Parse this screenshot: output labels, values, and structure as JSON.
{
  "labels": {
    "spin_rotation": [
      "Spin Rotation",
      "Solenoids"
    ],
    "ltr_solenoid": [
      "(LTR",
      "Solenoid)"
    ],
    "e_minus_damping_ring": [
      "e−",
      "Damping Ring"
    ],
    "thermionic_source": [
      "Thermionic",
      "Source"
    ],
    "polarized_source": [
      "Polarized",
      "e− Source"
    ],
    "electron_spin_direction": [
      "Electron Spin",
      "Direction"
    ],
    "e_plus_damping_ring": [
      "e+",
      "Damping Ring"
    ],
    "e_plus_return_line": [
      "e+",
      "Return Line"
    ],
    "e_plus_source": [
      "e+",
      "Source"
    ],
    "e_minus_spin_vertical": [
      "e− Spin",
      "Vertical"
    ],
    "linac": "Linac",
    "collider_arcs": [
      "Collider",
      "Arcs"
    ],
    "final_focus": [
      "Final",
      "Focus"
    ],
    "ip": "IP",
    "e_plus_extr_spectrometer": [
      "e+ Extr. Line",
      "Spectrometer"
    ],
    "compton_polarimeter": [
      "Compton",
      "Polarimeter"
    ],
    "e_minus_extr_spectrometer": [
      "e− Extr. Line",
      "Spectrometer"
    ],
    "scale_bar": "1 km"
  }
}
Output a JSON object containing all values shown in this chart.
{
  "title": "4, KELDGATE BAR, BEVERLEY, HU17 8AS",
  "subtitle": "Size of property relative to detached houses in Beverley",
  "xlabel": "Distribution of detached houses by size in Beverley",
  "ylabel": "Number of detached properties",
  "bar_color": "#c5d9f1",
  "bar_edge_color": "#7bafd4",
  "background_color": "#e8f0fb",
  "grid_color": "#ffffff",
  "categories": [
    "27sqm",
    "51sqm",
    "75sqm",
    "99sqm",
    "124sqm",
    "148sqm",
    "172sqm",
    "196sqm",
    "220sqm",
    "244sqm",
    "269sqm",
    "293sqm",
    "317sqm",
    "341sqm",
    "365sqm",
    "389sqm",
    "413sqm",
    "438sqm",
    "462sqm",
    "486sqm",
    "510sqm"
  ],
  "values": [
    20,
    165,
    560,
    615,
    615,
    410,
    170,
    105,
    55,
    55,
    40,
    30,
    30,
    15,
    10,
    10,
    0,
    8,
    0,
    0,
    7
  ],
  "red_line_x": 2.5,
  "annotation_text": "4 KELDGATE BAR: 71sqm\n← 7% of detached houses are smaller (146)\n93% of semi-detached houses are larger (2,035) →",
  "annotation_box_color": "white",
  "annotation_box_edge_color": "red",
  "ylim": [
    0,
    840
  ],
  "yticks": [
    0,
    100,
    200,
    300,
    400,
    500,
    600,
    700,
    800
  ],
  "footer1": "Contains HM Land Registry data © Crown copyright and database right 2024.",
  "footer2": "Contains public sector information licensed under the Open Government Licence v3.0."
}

* [The exercise]: Without changing a word, restate the whole listing.

* [Output below]:
Parse this screenshot: output labels, values, and structure as JSON.
{
  "labels": {
    "spin_rotation": [
      "Spin Rotation",
      "Solenoids"
    ],
    "ltr_solenoid": [
      "(LTR",
      "Solenoid)"
    ],
    "e_minus_damping_ring": [
      "e−",
      "Damping Ring"
    ],
    "thermionic_source": [
      "Thermionic",
      "Source"
    ],
    "polarized_source": [
      "Polarized",
      "e− Source"
    ],
    "electron_spin_direction": [
      "Electron Spin",
      "Direction"
    ],
    "e_plus_damping_ring": [
      "e+",
      "Damping Ring"
    ],
    "e_plus_return_line": [
      "e+",
      "Return Line"
    ],
    "e_plus_source": [
      "e+",
      "Source"
    ],
    "e_minus_spin_vertical": [
      "e− Spin",
      "Vertical"
    ],
    "linac": "Linac",
    "collider_arcs": [
      "Collider",
      "Arcs"
    ],
    "final_focus": [
      "Final",
      "Focus"
    ],
    "ip": "IP",
    "e_plus_extr_spectrometer": [
      "e+ Extr. Line",
      "Spectrometer"
    ],
    "compton_polarimeter": [
      "Compton",
      "Polarimeter"
    ],
    "e_minus_extr_spectrometer": [
      "e− Extr. Line",
      "Spectrometer"
    ],
    "scale_bar": "1 km"
  }
}
Output a JSON object containing all values shown in this chart.
{
  "title": "4, KELDGATE BAR, BEVERLEY, HU17 8AS",
  "subtitle": "Size of property relative to detached houses in Beverley",
  "xlabel": "Distribution of detached houses by size in Beverley",
  "ylabel": "Number of detached properties",
  "bar_color": "#c5d9f1",
  "bar_edge_color": "#7bafd4",
  "background_color": "#e8f0fb",
  "grid_color": "#ffffff",
  "categories": [
    "27sqm",
    "51sqm",
    "75sqm",
    "99sqm",
    "124sqm",
    "148sqm",
    "172sqm",
    "196sqm",
    "220sqm",
    "244sqm",
    "269sqm",
    "293sqm",
    "317sqm",
    "341sqm",
    "365sqm",
    "389sqm",
    "413sqm",
    "438sqm",
    "462sqm",
    "486sqm",
    "510sqm"
  ],
  "values": [
    20,
    165,
    560,
    615,
    615,
    410,
    170,
    105,
    55,
    55,
    40,
    30,
    30,
    15,
    10,
    10,
    0,
    8,
    0,
    0,
    7
  ],
  "red_line_x": 2.5,
  "annotation_text": "4 KELDGATE BAR: 71sqm\n← 7% of detached houses are smaller (146)\n93% of semi-detached houses are larger (2,035) →",
  "annotation_box_color": "white",
  "annotation_box_edge_color": "red",
  "ylim": [
    0,
    840
  ],
  "yticks": [
    0,
    100,
    200,
    300,
    400,
    500,
    600,
    700,
    800
  ],
  "footer1": "Contains HM Land Registry data © Crown copyright and database right 2024.",
  "footer2": "Contains public sector information licensed under the Open Government Licence v3.0."
}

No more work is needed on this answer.